Task directions:
Search the listing for "bypass" and copy every line where it appears.

[Excerpt from a dataset]
>>>
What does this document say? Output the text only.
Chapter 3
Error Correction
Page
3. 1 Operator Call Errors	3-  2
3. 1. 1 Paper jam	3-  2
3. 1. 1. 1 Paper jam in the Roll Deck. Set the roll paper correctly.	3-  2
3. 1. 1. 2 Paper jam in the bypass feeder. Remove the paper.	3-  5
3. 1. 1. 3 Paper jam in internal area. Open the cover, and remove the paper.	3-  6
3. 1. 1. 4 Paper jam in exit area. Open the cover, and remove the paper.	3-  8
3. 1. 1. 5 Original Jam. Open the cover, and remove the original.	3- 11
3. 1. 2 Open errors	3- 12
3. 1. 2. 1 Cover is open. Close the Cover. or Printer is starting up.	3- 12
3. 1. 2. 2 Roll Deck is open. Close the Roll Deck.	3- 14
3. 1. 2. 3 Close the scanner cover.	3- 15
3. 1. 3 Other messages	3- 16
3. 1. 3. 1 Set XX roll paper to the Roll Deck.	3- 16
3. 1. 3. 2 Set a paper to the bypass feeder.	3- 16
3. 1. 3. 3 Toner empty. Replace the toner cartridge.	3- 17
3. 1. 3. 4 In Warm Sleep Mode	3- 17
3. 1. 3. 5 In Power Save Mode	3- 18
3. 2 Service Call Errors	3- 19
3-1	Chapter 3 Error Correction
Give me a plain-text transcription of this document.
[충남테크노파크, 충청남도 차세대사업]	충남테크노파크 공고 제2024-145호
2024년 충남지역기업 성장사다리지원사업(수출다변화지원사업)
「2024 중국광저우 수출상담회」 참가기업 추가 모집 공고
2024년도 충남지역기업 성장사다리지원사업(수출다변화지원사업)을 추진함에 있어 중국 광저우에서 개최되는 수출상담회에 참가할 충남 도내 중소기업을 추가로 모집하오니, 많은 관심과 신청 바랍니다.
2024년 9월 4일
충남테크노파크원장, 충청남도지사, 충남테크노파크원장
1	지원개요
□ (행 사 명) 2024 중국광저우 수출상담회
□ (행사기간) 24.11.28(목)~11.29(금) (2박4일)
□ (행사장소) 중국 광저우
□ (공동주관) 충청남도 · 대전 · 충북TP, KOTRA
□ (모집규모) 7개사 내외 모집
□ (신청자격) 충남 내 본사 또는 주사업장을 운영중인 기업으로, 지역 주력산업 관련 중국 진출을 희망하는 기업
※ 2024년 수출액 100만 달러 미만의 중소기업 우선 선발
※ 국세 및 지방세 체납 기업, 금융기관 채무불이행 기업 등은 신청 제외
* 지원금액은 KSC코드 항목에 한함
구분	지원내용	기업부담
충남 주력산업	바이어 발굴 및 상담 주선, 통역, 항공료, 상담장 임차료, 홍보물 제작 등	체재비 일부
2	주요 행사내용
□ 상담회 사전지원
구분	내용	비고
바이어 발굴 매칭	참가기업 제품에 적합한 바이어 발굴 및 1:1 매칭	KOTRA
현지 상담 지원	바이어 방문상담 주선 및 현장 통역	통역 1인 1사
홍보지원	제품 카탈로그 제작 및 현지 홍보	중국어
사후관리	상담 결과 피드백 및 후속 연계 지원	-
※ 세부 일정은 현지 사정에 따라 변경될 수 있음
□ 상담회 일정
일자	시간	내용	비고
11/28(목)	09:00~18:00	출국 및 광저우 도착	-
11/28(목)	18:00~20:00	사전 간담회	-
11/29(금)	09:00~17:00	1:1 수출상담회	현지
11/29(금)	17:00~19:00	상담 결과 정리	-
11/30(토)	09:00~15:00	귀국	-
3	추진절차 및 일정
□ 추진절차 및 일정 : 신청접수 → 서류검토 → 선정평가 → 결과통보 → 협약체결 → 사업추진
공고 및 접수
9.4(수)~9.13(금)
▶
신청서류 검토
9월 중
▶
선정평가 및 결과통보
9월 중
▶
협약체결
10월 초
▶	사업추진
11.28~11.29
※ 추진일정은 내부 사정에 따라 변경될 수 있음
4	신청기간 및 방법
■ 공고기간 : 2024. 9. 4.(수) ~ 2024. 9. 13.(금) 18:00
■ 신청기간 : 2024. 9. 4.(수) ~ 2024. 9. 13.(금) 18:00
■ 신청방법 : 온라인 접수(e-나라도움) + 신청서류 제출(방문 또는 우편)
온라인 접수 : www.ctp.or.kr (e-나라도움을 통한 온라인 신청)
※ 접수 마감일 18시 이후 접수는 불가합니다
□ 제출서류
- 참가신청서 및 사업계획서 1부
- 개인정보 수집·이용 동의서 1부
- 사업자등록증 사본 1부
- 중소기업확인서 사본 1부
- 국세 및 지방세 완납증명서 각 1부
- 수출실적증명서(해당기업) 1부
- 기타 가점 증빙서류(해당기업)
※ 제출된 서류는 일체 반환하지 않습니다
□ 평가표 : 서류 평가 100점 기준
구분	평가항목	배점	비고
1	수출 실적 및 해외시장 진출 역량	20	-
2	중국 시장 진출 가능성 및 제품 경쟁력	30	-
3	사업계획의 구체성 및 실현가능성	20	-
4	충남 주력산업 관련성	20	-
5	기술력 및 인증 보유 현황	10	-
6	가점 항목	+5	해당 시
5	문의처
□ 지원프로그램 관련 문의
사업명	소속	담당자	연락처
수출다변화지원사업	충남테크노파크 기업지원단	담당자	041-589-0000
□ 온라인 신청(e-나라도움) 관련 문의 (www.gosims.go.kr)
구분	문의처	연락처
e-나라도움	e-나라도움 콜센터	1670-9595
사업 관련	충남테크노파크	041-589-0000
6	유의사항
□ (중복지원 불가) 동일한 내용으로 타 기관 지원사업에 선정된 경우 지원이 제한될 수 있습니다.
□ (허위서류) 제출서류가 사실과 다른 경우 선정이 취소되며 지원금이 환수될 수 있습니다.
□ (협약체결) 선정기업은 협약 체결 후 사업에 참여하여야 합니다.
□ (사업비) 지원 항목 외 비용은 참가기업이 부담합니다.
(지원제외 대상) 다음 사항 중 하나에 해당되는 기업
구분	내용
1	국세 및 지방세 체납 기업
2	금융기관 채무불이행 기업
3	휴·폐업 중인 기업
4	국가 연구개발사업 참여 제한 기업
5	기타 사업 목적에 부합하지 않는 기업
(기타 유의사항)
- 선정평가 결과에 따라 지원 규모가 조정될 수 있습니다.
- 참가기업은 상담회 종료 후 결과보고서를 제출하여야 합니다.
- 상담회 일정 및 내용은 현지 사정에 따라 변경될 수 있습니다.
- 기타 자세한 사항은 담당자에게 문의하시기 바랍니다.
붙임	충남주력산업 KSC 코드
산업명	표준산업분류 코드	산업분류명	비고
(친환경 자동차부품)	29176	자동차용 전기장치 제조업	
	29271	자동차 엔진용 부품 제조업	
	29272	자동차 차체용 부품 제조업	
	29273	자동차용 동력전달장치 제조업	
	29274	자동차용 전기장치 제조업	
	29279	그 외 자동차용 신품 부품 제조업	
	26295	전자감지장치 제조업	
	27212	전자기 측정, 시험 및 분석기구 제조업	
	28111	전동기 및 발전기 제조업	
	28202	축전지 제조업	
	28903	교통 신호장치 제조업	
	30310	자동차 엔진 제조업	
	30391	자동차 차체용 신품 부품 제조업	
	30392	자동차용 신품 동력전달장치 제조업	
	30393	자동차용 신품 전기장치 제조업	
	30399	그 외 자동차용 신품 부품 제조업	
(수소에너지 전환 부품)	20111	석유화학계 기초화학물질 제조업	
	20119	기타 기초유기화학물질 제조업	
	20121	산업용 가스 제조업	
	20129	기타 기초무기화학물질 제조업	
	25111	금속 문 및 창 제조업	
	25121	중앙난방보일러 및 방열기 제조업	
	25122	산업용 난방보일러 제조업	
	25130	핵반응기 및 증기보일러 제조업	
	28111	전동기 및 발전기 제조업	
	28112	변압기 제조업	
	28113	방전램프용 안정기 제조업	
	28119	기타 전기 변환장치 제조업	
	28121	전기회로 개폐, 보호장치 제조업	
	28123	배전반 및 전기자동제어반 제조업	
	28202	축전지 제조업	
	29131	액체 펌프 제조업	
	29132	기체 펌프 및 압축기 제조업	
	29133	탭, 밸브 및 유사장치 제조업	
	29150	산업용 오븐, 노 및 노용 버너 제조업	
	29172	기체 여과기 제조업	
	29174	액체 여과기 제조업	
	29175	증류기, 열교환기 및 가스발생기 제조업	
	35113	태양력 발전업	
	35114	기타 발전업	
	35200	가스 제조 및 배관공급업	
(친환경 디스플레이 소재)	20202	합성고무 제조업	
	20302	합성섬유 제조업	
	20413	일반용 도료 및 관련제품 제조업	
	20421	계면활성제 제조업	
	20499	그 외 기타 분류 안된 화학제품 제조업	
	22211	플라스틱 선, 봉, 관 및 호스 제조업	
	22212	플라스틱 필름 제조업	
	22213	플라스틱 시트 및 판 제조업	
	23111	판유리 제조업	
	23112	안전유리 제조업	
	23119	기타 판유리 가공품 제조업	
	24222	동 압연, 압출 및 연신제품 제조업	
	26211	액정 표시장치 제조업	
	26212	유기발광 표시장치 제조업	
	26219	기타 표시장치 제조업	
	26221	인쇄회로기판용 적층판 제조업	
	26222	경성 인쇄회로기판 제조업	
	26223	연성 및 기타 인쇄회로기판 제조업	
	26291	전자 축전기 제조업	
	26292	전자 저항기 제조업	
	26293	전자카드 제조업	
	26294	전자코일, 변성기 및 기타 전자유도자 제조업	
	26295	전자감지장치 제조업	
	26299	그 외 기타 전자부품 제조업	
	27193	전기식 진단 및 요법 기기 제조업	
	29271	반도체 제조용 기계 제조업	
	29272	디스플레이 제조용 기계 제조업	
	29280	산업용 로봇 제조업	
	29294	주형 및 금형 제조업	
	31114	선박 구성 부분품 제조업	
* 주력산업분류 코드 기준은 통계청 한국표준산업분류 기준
<<<
The reply:
3. 1. 1. 2 Paper jam in the bypass feeder. Remove the paper.	3-  5
3. 1. 3. 2 Set a paper to the bypass feeder.	3- 16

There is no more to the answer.